=== EXERCISE AIM ===
Give the entries again, word for word.
^^^^
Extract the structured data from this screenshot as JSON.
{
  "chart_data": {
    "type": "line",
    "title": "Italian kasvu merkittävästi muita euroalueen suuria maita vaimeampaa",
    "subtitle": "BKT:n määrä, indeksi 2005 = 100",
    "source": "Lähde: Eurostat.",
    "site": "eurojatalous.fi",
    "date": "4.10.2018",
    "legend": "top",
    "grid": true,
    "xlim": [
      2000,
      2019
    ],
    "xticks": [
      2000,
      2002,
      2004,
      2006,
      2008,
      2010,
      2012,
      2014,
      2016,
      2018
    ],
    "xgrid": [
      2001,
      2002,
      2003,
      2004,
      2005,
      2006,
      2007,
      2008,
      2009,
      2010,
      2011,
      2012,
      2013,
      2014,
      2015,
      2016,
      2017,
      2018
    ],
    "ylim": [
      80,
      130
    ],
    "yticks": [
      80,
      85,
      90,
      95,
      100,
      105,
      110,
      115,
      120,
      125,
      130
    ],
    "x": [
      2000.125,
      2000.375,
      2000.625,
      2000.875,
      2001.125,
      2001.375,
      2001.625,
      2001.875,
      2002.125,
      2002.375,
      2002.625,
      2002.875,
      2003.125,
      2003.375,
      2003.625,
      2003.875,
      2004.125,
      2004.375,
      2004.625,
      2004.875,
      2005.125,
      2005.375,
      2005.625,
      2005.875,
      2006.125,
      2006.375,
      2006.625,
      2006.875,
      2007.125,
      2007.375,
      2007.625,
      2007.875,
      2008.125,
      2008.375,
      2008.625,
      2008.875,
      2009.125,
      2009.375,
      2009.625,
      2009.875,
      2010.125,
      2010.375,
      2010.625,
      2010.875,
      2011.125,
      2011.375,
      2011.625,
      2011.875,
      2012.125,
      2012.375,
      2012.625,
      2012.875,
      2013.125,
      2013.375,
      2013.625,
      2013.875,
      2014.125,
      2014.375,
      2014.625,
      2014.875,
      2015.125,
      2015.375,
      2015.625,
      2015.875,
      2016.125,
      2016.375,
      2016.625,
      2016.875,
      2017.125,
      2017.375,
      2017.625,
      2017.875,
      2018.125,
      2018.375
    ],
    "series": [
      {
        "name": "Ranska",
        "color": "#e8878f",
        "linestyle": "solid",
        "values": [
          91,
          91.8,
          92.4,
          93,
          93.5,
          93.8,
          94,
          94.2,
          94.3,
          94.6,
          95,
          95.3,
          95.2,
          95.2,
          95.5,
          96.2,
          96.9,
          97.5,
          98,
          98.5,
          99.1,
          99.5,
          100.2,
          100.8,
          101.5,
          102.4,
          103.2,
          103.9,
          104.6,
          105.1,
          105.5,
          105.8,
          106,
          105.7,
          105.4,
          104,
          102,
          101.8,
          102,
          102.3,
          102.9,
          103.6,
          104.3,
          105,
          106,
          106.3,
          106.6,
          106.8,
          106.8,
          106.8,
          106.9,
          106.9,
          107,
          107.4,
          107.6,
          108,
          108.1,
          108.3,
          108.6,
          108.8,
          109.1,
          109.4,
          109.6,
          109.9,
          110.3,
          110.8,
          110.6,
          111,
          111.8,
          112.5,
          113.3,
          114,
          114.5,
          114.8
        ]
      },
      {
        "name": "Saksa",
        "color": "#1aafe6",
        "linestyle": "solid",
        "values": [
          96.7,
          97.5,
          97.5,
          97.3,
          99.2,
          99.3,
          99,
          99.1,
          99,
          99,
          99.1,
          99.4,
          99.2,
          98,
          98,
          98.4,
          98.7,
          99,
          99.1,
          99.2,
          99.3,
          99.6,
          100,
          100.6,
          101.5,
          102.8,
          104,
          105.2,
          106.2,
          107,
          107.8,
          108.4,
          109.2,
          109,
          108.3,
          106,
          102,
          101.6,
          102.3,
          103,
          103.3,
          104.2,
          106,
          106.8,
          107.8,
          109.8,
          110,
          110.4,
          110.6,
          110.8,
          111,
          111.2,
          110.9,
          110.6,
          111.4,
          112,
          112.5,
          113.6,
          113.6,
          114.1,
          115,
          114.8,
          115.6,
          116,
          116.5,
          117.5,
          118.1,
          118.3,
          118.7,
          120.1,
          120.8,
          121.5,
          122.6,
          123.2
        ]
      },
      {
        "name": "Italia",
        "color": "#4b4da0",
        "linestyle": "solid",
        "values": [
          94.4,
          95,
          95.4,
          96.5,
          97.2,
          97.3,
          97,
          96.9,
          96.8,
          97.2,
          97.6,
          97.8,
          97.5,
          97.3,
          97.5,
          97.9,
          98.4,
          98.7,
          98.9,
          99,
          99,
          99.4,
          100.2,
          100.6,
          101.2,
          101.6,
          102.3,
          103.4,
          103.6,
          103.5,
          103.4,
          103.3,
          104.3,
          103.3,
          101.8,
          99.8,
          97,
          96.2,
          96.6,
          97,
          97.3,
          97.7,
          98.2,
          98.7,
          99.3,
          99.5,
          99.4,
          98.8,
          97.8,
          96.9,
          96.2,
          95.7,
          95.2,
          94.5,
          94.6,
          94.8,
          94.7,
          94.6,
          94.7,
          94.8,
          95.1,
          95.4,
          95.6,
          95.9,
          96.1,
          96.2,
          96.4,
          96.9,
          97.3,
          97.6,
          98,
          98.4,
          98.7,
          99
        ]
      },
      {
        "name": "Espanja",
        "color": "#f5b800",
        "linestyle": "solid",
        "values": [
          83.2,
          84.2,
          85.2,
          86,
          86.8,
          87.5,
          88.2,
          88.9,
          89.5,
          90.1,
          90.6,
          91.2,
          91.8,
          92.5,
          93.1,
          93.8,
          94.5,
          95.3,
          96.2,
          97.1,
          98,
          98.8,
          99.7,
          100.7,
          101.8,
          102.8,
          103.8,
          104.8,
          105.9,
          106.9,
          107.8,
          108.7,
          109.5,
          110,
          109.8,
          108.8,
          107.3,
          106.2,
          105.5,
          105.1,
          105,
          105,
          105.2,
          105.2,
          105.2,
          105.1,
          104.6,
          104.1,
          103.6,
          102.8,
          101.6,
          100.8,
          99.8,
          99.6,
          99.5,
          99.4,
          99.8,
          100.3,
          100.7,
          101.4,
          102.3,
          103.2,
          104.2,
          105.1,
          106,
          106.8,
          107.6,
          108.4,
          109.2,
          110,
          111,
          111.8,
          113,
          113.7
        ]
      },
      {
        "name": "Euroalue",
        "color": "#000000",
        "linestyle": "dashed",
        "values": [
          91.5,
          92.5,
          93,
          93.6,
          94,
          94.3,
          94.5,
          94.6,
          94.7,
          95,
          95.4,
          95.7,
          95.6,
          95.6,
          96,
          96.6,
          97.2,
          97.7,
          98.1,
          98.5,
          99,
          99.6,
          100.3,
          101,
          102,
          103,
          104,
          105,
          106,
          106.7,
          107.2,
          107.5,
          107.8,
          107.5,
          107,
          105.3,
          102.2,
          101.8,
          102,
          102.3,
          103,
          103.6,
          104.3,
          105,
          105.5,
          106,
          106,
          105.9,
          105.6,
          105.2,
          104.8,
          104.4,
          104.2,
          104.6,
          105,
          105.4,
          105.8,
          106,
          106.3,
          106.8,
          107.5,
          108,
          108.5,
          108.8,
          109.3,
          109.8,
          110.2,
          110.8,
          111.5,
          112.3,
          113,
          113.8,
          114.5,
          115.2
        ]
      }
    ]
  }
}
^^^^
=== TASK SOLUTION ===
Extract the structured data from this screenshot as JSON.
{
  "chart_data": {
    "type": "line",
    "title": "Italian kasvu merkittävästi muita euroalueen suuria maita vaimeampaa",
    "subtitle": "BKT:n määrä, indeksi 2005 = 100",
    "source": "Lähde: Eurostat.",
    "site": "eurojatalous.fi",
    "date": "4.10.2018",
    "legend": "top",
    "grid": true,
    "xlim": [
      2000,
      2019
    ],
    "xticks": [
      2000,
      2002,
      2004,
      2006,
      2008,
      2010,
      2012,
      2014,
      2016,
      2018
    ],
    "xgrid": [
      2001,
      2002,
      2003,
      2004,
      2005,
      2006,
      2007,
      2008,
      2009,
      2010,
      2011,
      2012,
      2013,
      2014,
      2015,
      2016,
      2017,
      2018
    ],
    "ylim": [
      80,
      130
    ],
    "yticks": [
      80,
      85,
      90,
      95,
      100,
      105,
      110,
      115,
      120,
      125,
      130
    ],
    "x": [
      2000.125,
      2000.375,
      2000.625,
      2000.875,
      2001.125,
      2001.375,
      2001.625,
      2001.875,
      2002.125,
      2002.375,
      2002.625,
      2002.875,
      2003.125,
      2003.375,
      2003.625,
      2003.875,
      2004.125,
      2004.375,
      2004.625,
      2004.875,
      2005.125,
      2005.375,
      2005.625,
      2005.875,
      2006.125,
      2006.375,
      2006.625,
      2006.875,
      2007.125,
      2007.375,
      2007.625,
      2007.875,
      2008.125,
      2008.375,
      2008.625,
      2008.875,
      2009.125,
      2009.375,
      2009.625,
      2009.875,
      2010.125,
      2010.375,
      2010.625,
      2010.875,
      2011.125,
      2011.375,
      2011.625,
      2011.875,
      2012.125,
      2012.375,
      2012.625,
      2012.875,
      2013.125,
      2013.375,
      2013.625,
      2013.875,
      2014.125,
      2014.375,
      2014.625,
      2014.875,
      2015.125,
      2015.375,
      2015.625,
      2015.875,
      2016.125,
      2016.375,
      2016.625,
      2016.875,
      2017.125,
      2017.375,
      2017.625,
      2017.875,
      2018.125,
      2018.375
    ],
    "series": [
      {
        "name": "Ranska",
        "color": "#e8878f",
        "linestyle": "solid",
        "values": [
          91,
          91.8,
          92.4,
          93,
          93.5,
          93.8,
          94,
          94.2,
          94.3,
          94.6,
          95,
          95.3,
          95.2,
          95.2,
          95.5,
          96.2,
          96.9,
          97.5,
          98,
          98.5,
          99.1,
          99.5,
          100.2,
          100.8,
          101.5,
          102.4,
          103.2,
          103.9,
          104.6,
          105.1,
          105.5,
          105.8,
          106,
          105.7,
          105.4,
          104,
          102,
          101.8,
          102,
          102.3,
          102.9,
          103.6,
          104.3,
          105,
          106,
          106.3,
          106.6,
          106.8,
          106.8,
          106.8,
          106.9,
          106.9,
          107,
          107.4,
          107.6,
          108,
          108.1,
          108.3,
          108.6,
          108.8,
          109.1,
          109.4,
          109.6,
          109.9,
          110.3,
          110.8,
          110.6,
          111,
          111.8,
          112.5,
          113.3,
          114,
          114.5,
          114.8
        ]
      },
      {
        "name": "Saksa",
        "color": "#1aafe6",
        "linestyle": "solid",
        "values": [
          96.7,
          97.5,
          97.5,
          97.3,
          99.2,
          99.3,
          99,
          99.1,
          99,
          99,
          99.1,
          99.4,
          99.2,
          98,
          98,
          98.4,
          98.7,
          99,
          99.1,
          99.2,
          99.3,
          99.6,
          100,
          100.6,
          101.5,
          102.8,
          104,
          105.2,
          106.2,
          107,
          107.8,
          108.4,
          109.2,
          109,
          108.3,
          106,
          102,
          101.6,
          102.3,
          103,
          103.3,
          104.2,
          106,
          106.8,
          107.8,
          109.8,
          110,
          110.4,
          110.6,
          110.8,
          111,
          111.2,
          110.9,
          110.6,
          111.4,
          112,
          112.5,
          113.6,
          113.6,
          114.1,
          115,
          114.8,
          115.6,
          116,
          116.5,
          117.5,
          118.1,
          118.3,
          118.7,
          120.1,
          120.8,
          121.5,
          122.6,
          123.2
        ]
      },
      {
        "name": "Italia",
        "color": "#4b4da0",
        "linestyle": "solid",
        "values": [
          94.4,
          95,
          95.4,
          96.5,
          97.2,
          97.3,
          97,
          96.9,
          96.8,
          97.2,
          97.6,
          97.8,
          97.5,
          97.3,
          97.5,
          97.9,
          98.4,
          98.7,
          98.9,
          99,
          99,
          99.4,
          100.2,
          100.6,
          101.2,
          101.6,
          102.3,
          103.4,
          103.6,
          103.5,
          103.4,
          103.3,
          104.3,
          103.3,
          101.8,
          99.8,
          97,
          96.2,
          96.6,
          97,
          97.3,
          97.7,
          98.2,
          98.7,
          99.3,
          99.5,
          99.4,
          98.8,
          97.8,
          96.9,
          96.2,
          95.7,
          95.2,
          94.5,
          94.6,
          94.8,
          94.7,
          94.6,
          94.7,
          94.8,
          95.1,
          95.4,
          95.6,
          95.9,
          96.1,
          96.2,
          96.4,
          96.9,
          97.3,
          97.6,
          98,
          98.4,
          98.7,
          99
        ]
      },
      {
        "name": "Espanja",
        "color": "#f5b800",
        "linestyle": "solid",
        "values": [
          83.2,
          84.2,
          85.2,
          86,
          86.8,
          87.5,
          88.2,
          88.9,
          89.5,
          90.1,
          90.6,
          91.2,
          91.8,
          92.5,
          93.1,
          93.8,
          94.5,
          95.3,
          96.2,
          97.1,
          98,
          98.8,
          99.7,
          100.7,
          101.8,
          102.8,
          103.8,
          104.8,
          105.9,
          106.9,
          107.8,
          108.7,
          109.5,
          110,
          109.8,
          108.8,
          107.3,
          106.2,
          105.5,
          105.1,
          105,
          105,
          105.2,
          105.2,
          105.2,
          105.1,
          104.6,
          104.1,
          103.6,
          102.8,
          101.6,
          100.8,
          99.8,
          99.6,
          99.5,
          99.4,
          99.8,
          100.3,
          100.7,
          101.4,
          102.3,
          103.2,
          104.2,
          105.1,
          106,
          106.8,
          107.6,
          108.4,
          109.2,
          110,
          111,
          111.8,
          113,
          113.7
        ]
      },
      {
        "name": "Euroalue",
        "color": "#000000",
        "linestyle": "dashed",
        "values": [
          91.5,
          92.5,
          93,
          93.6,
          94,
          94.3,
          94.5,
          94.6,
          94.7,
          95,
          95.4,
          95.7,
          95.6,
          95.6,
          96,
          96.6,
          97.2,
          97.7,
          98.1,
          98.5,
          99,
          99.6,
          100.3,
          101,
          102,
          103,
          104,
          105,
          106,
          106.7,
          107.2,
          107.5,
          107.8,
          107.5,
          107,
          105.3,
          102.2,
          101.8,
          102,
          102.3,
          103,
          103.6,
          104.3,
          105,
          105.5,
          106,
          106,
          105.9,
          105.6,
          105.2,
          104.8,
          104.4,
          104.2,
          104.6,
          105,
          105.4,
          105.8,
          106,
          106.3,
          106.8,
          107.5,
          108,
          108.5,
          108.8,
          109.3,
          109.8,
          110.2,
          110.8,
          111.5,
          112.3,
          113,
          113.8,
          114.5,
          115.2
        ]
      }
    ]
  }
}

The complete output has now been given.